● Work to do: In the passage on Behn and Austen, retype word for word the part that begins with "Behn makes clever" and ends with "still a farce.".

● Passage shown:
************
Behn makes clever use of her drama,
so that we see the interplay between the breach of the private and the exposure
to the public, all through the character of Baliardo. In the end, she does show
that all of this hiding and revealing that is taking place is in essence
meaningless, for Baliardo believes he is only seeing people on the moon and the
constellations. Behn turns the entire play into an empty farce by the end, a
resplendent pageantry, yet still a farce.
Northanger Abbey: The Secret Chamber and the
Darkness
Moving more than one hundred years into the future, we see a
different sort of voyeurism within Austen’s novel. The private is emphasized
even more within Austen’s narrative to the point where a sort of tyrannical
disavowal of agency occurs concerning Catherine. From Behn to Austen, we go
from a comic drama of exposure to a Gothic parody of the evil that lurks within
ancient architectural space. In this case, a young woman is seen as a voyeur.
She is also using story and narrative fantasy to encourage her irrational
thinking by needing desperately to enter the dead Mrs. Tilney’s bedchamber. One
could say it was merely her curiosity that encouraged this, but we could look further
to see that it was the sublime. Catherine is attracted to the horror. It brings
her pleasure. Again, a character is disrupting space to breach privacy. This
time the privacy of a dead woman is at stake and the family’s attempts to
protect her are seen attempts to cover up something by Catherine.
If we focus on the accusations of
Henry Tilney towards Catherine, we can see that he is following the Kantian
principles of Enlightenment thinking:
“What have you been judging from? Remember the country and
the age in which we live in. Remember that we are English, that we are
Christians. Consult your own understanding your own sense of probable, your own
observation of what is passing around you.” (Austen 204)
************
● Provided material:
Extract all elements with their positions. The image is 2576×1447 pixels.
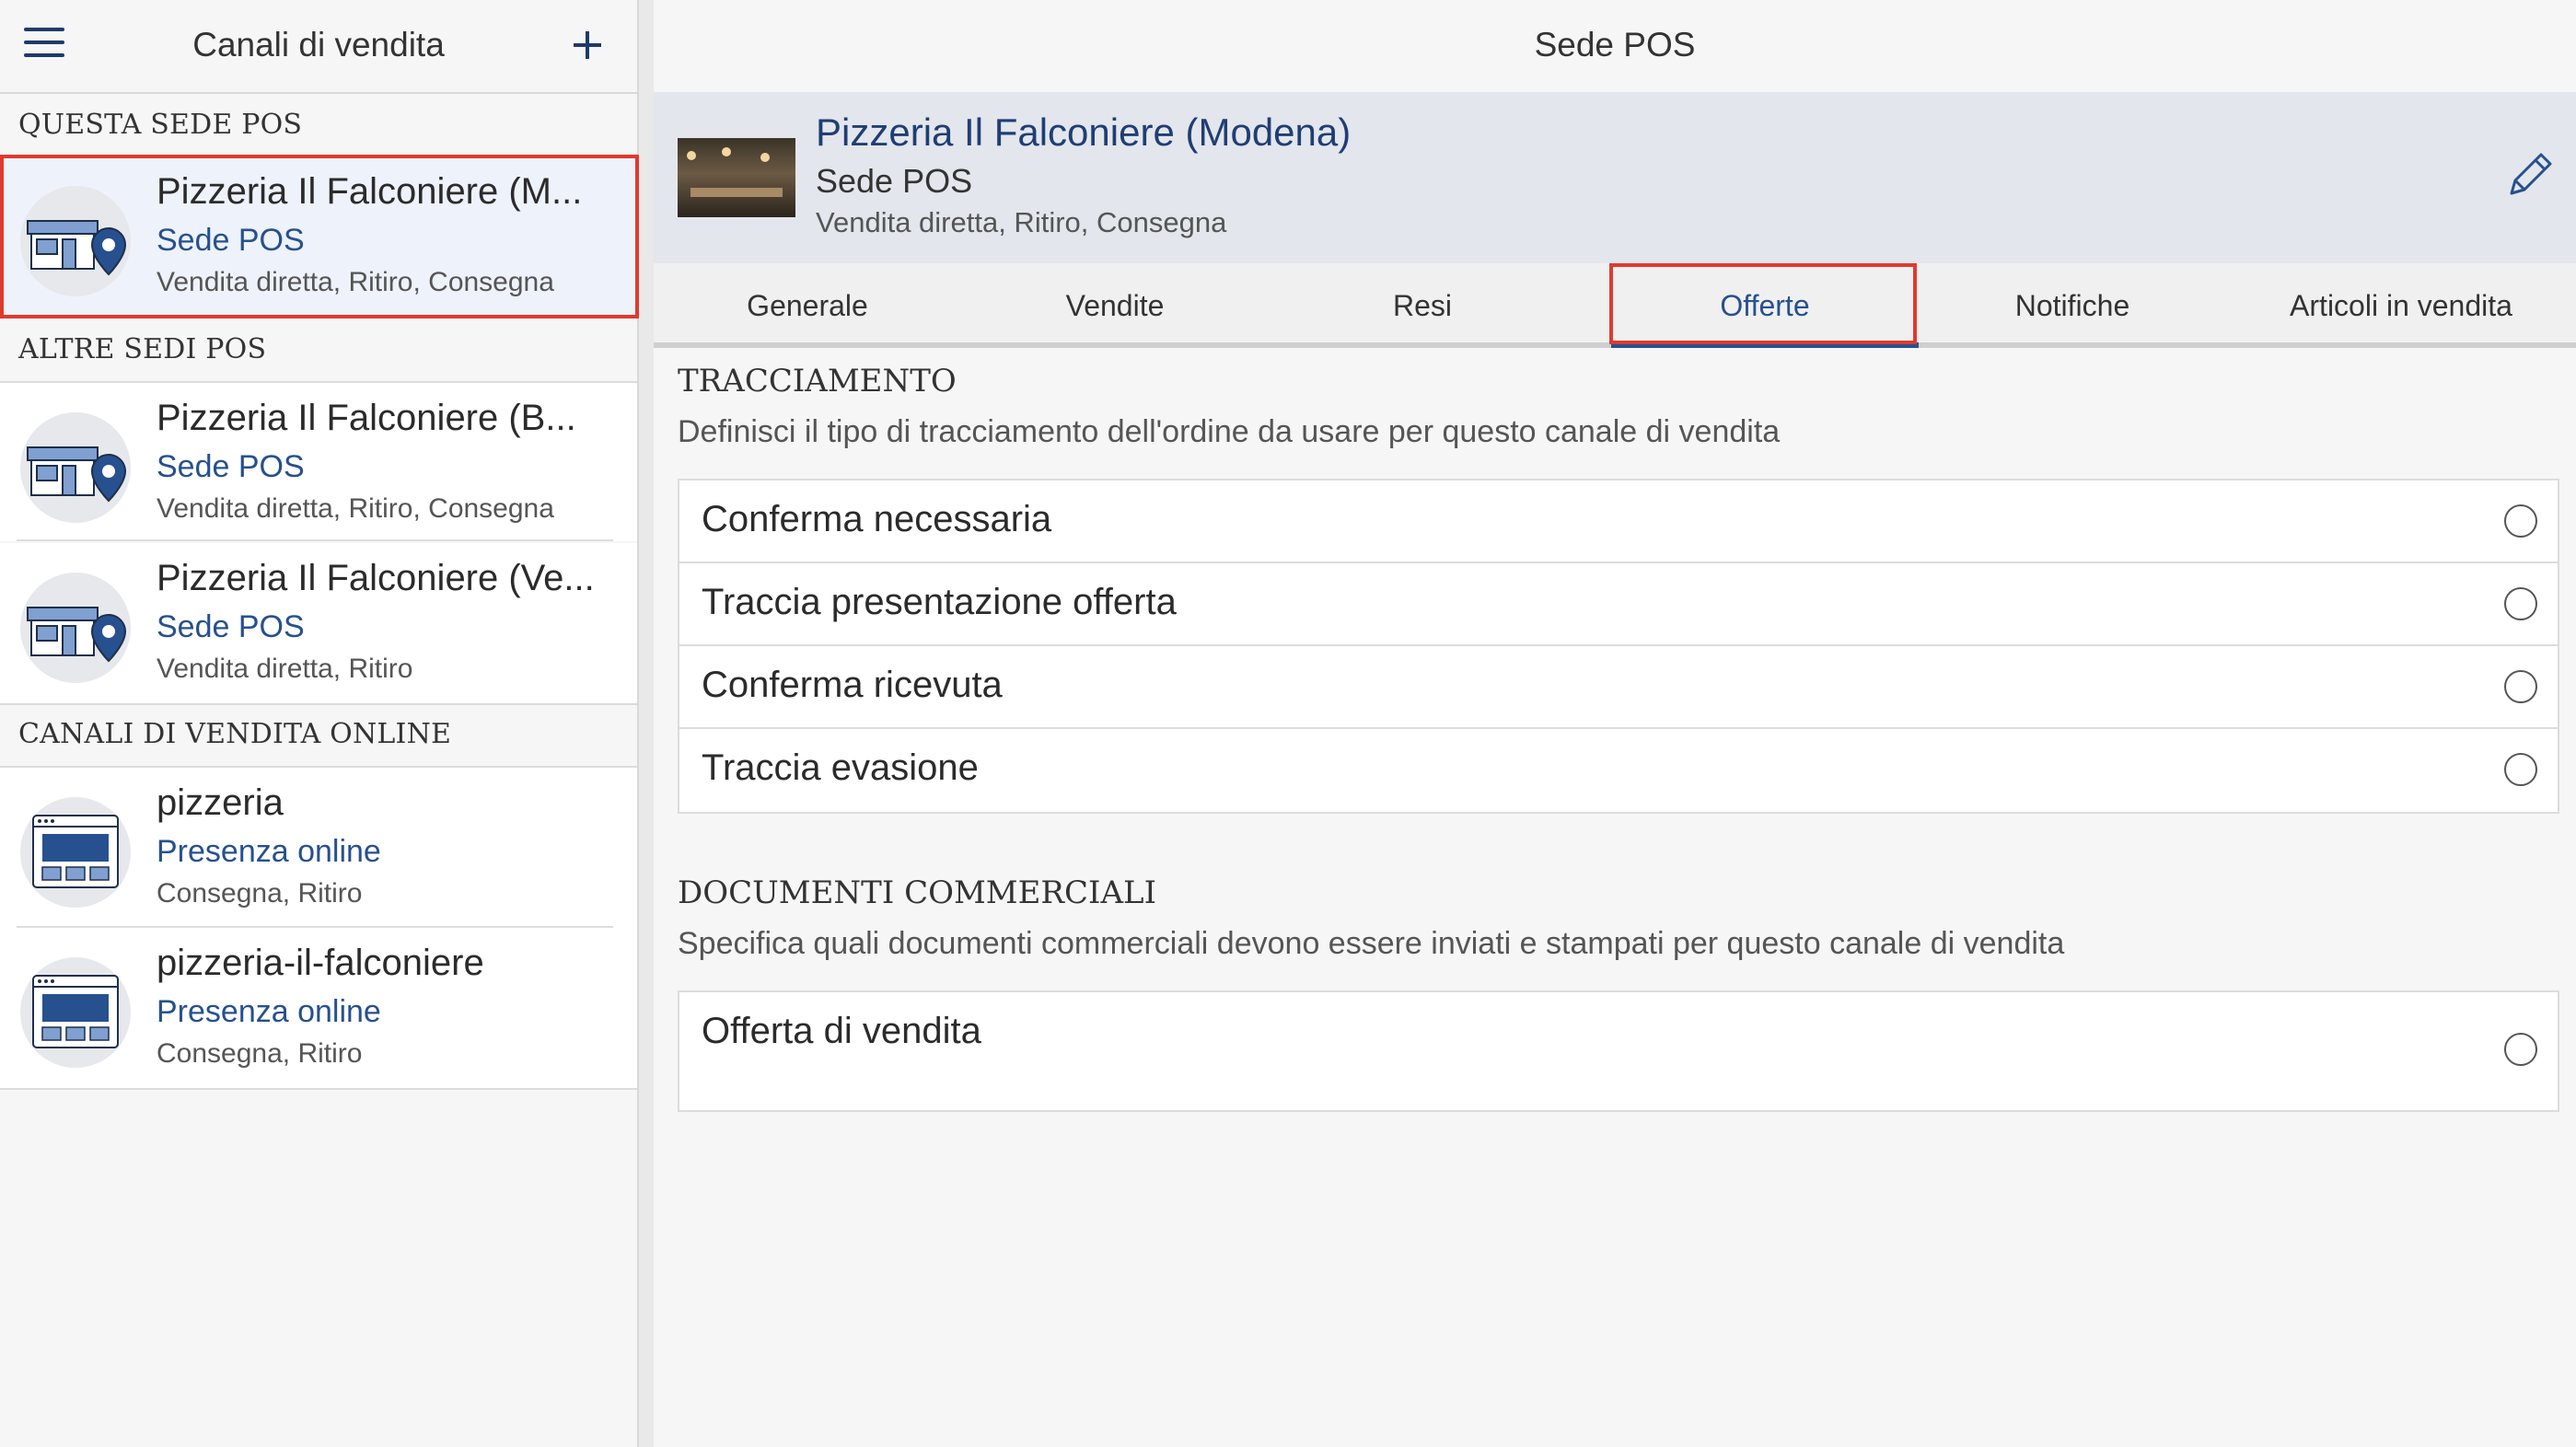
************
● Problem solution:
Behn makes clever use of her drama,
so that we see the interplay between the breach of the private and the exposure
to the public, all through the character of Baliardo. In the end, she does show
that all of this hiding and revealing that is taking place is in essence
meaningless, for Baliardo believes he is only seeing people on the moon and the
constellations. Behn turns the entire play into an empty farce by the end, a
resplendent pageantry, yet still a farce.